» **Your task**:
Extract all lines that hold "caption" from the records below.

━━━━

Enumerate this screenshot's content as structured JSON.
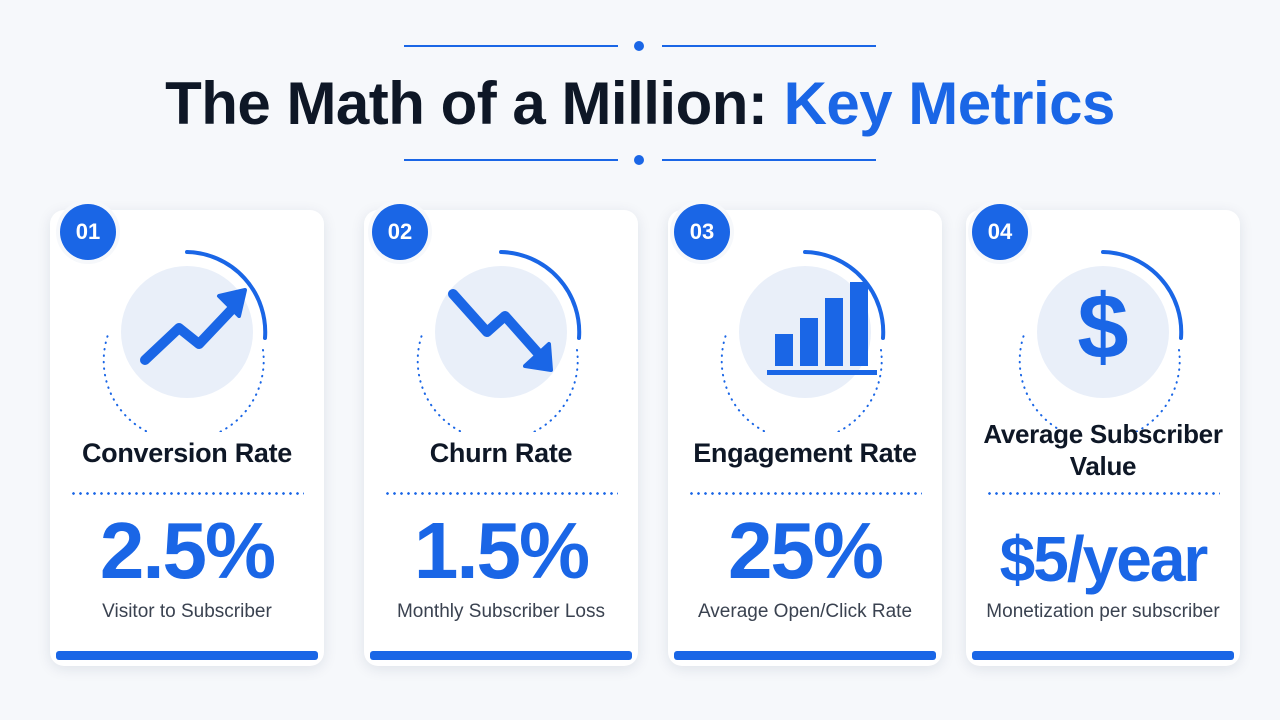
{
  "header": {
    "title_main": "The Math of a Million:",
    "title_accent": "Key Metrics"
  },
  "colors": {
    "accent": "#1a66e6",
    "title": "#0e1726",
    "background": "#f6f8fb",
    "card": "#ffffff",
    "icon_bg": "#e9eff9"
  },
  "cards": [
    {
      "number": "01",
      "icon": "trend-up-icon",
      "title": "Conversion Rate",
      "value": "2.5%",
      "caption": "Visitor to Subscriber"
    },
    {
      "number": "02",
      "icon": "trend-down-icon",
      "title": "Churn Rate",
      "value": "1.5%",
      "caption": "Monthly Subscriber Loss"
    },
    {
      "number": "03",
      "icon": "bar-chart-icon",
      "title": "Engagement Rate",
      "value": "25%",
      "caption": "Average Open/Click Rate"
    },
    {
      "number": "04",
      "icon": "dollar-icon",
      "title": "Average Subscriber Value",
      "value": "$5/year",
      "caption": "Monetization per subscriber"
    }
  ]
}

━━━━

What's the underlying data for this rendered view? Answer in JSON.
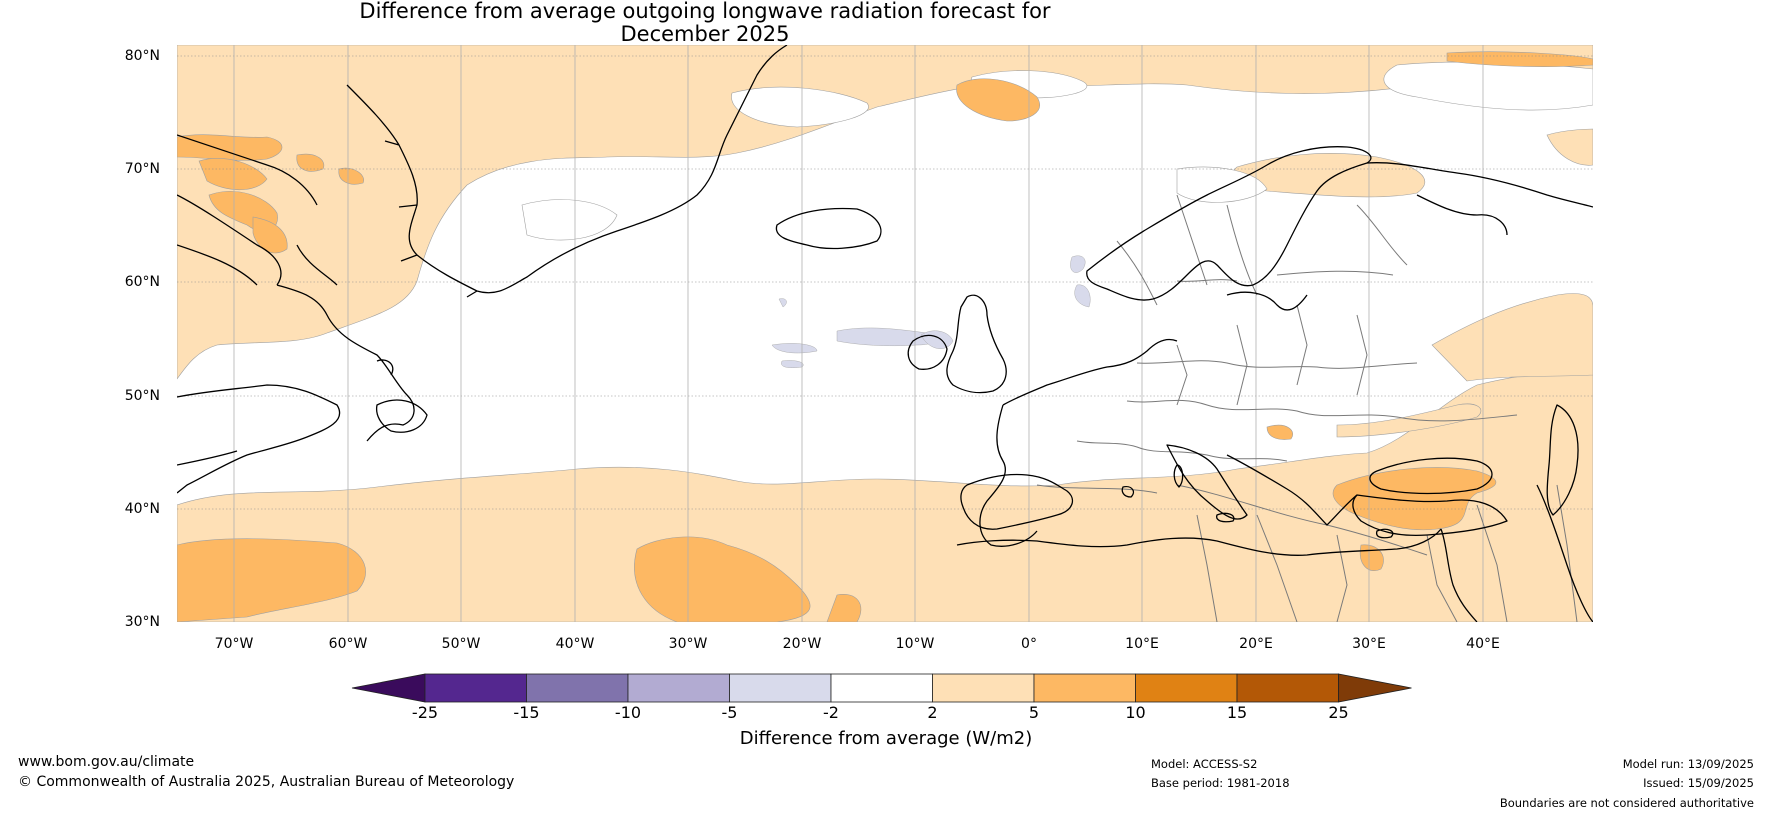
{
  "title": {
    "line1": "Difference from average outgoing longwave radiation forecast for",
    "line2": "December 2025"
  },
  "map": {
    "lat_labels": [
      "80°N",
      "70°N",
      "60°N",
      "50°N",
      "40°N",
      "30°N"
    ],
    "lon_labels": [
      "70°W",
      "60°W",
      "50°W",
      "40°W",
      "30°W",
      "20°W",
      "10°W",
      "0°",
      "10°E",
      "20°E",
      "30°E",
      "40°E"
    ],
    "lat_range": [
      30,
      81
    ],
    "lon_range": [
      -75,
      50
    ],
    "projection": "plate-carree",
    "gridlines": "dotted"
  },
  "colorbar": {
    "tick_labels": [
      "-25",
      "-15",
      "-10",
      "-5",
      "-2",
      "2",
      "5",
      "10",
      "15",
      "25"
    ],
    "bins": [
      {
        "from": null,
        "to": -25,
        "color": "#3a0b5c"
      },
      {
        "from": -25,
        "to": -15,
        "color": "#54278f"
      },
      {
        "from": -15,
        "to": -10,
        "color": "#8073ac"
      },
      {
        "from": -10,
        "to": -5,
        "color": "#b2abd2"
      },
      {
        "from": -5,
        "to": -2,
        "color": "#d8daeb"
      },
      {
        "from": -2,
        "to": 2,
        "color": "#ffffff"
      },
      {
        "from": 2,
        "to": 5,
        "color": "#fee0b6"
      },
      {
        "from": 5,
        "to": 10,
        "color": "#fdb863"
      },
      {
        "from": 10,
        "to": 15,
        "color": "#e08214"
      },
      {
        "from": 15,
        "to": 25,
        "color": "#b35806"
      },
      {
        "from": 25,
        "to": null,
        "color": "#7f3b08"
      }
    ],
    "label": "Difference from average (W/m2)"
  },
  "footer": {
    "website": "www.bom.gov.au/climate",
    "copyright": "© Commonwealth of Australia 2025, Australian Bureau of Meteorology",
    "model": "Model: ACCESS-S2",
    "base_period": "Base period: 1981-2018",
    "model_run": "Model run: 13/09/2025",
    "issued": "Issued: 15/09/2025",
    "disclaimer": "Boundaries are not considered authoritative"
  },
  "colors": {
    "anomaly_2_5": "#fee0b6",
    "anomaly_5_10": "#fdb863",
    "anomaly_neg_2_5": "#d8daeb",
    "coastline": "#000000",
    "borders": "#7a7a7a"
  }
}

━━━━

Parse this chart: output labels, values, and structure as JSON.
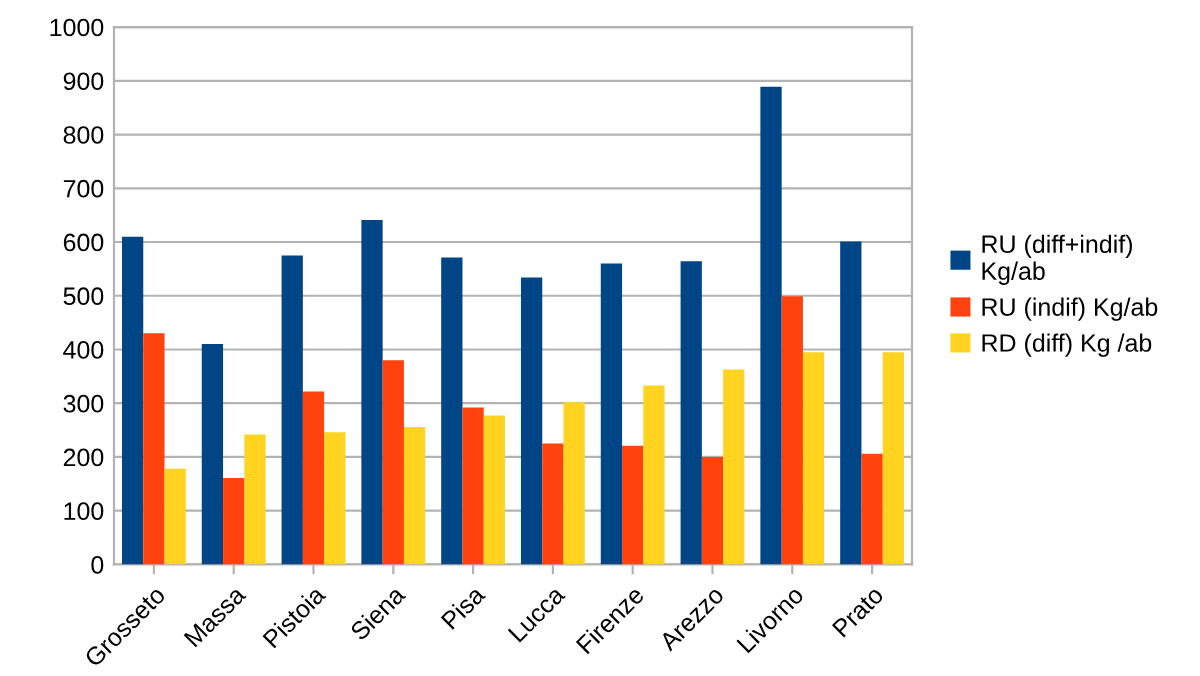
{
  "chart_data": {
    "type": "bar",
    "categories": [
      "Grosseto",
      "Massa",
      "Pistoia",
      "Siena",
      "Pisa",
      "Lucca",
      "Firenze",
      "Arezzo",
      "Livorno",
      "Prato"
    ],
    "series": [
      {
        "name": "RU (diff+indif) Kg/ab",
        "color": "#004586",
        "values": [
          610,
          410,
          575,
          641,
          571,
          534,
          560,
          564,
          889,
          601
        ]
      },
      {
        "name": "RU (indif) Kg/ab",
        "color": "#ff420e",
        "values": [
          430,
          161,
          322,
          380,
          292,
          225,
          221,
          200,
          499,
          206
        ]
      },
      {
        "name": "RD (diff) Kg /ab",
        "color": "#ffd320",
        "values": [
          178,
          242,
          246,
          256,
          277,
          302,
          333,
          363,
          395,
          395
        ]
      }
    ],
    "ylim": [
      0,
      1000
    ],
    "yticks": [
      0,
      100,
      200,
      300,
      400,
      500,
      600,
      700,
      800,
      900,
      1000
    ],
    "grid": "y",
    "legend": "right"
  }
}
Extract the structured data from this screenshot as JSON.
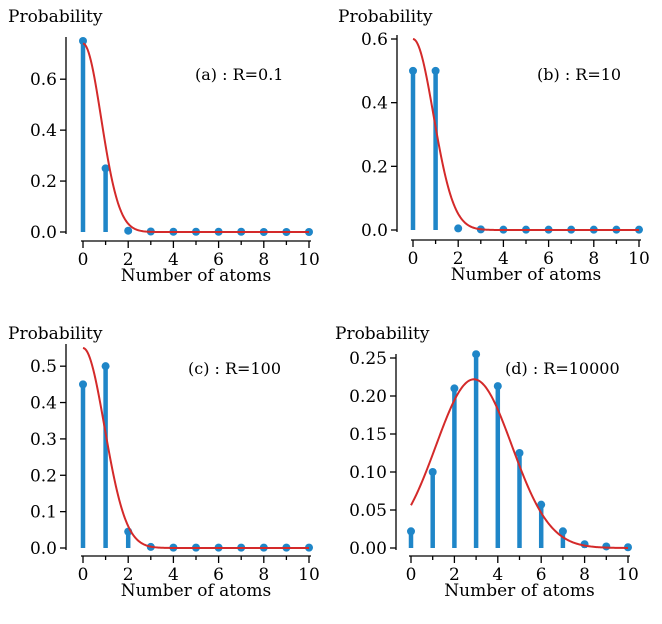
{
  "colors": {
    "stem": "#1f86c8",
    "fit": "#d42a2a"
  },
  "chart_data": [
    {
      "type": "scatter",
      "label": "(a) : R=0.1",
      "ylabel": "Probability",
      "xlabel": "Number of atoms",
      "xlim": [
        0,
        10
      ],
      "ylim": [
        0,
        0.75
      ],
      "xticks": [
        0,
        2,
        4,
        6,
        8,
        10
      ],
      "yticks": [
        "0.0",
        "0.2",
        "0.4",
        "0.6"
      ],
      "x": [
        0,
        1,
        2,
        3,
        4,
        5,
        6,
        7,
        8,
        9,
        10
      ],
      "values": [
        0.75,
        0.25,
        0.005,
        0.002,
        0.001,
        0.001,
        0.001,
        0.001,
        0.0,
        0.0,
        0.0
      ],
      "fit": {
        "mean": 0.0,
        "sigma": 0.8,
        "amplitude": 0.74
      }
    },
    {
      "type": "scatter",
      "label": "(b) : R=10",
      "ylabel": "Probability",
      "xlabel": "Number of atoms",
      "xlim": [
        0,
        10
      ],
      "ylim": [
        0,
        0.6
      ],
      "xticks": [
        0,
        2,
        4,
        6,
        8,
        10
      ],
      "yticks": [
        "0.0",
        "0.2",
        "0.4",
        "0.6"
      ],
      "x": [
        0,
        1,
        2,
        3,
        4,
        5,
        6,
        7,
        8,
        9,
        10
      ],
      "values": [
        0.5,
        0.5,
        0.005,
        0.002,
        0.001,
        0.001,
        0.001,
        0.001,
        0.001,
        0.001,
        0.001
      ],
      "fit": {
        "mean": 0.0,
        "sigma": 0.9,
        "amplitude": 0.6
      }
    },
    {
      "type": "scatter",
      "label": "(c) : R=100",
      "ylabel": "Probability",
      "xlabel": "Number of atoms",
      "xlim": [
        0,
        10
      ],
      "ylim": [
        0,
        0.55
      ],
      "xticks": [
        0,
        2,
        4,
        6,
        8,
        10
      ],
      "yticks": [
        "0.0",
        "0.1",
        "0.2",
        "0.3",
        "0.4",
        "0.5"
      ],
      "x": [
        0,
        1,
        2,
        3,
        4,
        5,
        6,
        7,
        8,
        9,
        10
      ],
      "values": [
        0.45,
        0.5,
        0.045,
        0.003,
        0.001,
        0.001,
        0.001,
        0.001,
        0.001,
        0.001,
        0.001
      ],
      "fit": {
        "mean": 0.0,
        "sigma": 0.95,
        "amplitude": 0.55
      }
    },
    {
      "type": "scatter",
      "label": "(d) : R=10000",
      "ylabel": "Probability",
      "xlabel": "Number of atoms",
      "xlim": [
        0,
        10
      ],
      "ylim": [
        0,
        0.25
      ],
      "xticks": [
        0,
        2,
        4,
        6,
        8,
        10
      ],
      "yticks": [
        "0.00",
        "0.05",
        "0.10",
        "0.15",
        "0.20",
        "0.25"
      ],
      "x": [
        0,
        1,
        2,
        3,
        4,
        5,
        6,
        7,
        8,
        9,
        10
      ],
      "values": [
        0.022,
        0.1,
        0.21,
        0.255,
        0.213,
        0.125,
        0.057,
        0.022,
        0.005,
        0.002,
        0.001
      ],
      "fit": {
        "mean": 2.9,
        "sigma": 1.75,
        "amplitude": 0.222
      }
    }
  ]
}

━━━━

» **Finished answer**:
      "caption": "Visitor to Subscriber"
      "caption": "Monthly Subscriber Loss"
      "caption": "Average Open/Click Rate"
      "caption": "Monetization per subscriber"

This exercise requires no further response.